**EXERCISE**
For each line below that includes the word "Alice", make a copy.

**DATA FOR THE TASK**
----

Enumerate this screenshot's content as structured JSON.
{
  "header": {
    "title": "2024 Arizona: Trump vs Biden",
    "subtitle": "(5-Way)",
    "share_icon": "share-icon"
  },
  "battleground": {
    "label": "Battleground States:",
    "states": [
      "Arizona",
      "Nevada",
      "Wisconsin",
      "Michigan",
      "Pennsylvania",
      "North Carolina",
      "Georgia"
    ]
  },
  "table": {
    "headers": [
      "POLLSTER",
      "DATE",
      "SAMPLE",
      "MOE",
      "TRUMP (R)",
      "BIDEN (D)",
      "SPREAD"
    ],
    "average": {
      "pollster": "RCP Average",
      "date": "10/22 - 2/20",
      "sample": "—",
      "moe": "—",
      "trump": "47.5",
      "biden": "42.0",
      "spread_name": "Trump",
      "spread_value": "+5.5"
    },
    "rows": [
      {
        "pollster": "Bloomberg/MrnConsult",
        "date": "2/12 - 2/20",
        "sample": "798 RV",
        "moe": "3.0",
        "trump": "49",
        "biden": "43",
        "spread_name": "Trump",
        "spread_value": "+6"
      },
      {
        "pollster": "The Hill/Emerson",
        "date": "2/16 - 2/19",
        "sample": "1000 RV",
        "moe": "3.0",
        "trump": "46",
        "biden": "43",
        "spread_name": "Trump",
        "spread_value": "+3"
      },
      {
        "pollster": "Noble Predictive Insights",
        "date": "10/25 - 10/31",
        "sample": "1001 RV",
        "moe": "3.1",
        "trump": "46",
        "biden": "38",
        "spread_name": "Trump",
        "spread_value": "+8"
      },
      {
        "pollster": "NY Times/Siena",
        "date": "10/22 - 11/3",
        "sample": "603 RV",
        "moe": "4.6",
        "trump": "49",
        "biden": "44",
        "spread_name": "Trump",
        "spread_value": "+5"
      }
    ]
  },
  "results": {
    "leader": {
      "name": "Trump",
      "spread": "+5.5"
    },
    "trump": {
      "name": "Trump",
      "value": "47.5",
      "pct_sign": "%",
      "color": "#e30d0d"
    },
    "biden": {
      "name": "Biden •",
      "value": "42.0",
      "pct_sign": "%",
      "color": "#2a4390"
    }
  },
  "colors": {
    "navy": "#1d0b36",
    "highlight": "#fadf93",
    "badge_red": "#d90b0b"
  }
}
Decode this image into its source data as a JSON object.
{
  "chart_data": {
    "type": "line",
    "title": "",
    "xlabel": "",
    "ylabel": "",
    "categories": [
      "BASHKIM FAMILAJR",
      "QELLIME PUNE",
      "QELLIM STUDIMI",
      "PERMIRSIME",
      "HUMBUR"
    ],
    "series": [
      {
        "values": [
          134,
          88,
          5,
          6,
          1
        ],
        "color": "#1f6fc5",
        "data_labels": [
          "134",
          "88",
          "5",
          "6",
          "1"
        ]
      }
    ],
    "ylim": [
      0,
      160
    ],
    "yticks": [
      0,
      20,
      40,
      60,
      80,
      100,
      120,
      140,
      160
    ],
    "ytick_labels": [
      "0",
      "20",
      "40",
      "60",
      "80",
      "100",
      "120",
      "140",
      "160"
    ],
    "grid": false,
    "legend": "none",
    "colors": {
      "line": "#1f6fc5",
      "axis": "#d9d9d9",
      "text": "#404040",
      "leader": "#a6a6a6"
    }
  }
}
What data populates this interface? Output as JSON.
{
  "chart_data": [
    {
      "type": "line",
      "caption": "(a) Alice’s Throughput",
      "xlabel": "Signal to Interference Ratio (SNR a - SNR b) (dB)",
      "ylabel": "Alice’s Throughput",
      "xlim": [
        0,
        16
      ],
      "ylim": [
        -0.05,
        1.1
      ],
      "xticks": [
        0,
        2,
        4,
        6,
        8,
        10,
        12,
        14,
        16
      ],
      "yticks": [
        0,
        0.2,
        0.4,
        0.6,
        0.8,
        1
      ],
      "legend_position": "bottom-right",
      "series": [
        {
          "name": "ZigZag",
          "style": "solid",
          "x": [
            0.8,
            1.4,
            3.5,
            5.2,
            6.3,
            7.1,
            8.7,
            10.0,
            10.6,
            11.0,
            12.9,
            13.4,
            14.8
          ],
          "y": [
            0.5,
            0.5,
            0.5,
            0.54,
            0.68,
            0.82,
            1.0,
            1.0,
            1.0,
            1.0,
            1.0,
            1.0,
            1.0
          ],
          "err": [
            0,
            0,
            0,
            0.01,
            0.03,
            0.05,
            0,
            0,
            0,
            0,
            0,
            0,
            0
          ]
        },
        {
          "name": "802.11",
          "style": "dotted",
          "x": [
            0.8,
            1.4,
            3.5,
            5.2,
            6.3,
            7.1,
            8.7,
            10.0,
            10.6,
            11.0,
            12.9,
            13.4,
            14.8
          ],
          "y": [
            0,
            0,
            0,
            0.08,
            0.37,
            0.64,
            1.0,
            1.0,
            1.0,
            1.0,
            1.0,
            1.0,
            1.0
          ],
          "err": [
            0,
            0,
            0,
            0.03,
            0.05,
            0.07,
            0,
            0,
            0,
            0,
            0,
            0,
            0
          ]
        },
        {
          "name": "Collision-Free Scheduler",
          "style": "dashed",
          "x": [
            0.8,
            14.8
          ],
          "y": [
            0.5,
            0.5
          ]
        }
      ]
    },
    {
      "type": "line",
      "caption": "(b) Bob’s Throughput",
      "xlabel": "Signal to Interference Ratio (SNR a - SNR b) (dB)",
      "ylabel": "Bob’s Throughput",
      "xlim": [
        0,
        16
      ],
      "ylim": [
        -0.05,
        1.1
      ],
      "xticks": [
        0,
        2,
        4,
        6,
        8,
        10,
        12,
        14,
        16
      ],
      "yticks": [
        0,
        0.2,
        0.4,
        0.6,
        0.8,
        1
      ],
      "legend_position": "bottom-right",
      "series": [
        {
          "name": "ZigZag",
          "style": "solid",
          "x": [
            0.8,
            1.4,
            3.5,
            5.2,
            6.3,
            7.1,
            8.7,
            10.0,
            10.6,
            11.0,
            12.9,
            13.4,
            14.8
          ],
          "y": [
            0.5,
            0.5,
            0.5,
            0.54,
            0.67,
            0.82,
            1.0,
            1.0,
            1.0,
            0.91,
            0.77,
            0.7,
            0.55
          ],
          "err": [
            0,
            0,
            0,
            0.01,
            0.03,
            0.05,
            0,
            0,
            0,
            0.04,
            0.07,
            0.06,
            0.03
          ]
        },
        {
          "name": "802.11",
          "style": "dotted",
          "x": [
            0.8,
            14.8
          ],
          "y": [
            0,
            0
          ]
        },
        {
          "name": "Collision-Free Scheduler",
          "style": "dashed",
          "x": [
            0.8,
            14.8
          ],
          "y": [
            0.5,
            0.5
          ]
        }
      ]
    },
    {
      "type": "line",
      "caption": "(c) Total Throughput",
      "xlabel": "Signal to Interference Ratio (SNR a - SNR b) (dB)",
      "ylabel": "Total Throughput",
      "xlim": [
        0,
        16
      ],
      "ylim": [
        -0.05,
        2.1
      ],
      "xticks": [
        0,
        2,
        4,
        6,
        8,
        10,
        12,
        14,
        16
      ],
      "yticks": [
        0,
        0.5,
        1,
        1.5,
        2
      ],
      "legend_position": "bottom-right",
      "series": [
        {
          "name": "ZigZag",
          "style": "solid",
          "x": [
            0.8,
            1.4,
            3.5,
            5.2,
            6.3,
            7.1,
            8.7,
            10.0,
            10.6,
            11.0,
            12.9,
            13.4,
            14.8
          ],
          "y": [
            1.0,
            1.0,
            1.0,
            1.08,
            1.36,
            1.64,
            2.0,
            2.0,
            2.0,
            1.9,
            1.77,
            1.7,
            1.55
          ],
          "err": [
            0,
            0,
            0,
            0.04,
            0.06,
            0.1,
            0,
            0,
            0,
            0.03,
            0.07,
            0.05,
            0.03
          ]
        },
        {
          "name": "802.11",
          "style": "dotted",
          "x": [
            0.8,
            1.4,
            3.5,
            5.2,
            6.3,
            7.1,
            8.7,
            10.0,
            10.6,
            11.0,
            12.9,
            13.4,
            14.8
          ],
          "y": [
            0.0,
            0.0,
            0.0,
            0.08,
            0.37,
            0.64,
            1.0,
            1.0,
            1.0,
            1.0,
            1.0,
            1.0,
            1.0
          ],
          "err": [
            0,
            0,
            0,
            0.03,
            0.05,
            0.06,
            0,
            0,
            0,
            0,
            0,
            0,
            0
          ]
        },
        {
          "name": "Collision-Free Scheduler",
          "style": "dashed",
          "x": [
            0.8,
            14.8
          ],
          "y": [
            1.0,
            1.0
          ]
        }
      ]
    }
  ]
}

----

**CORRECT RESPONSE**
      "caption": "(a) Alice’s Throughput",
      "ylabel": "Alice’s Throughput",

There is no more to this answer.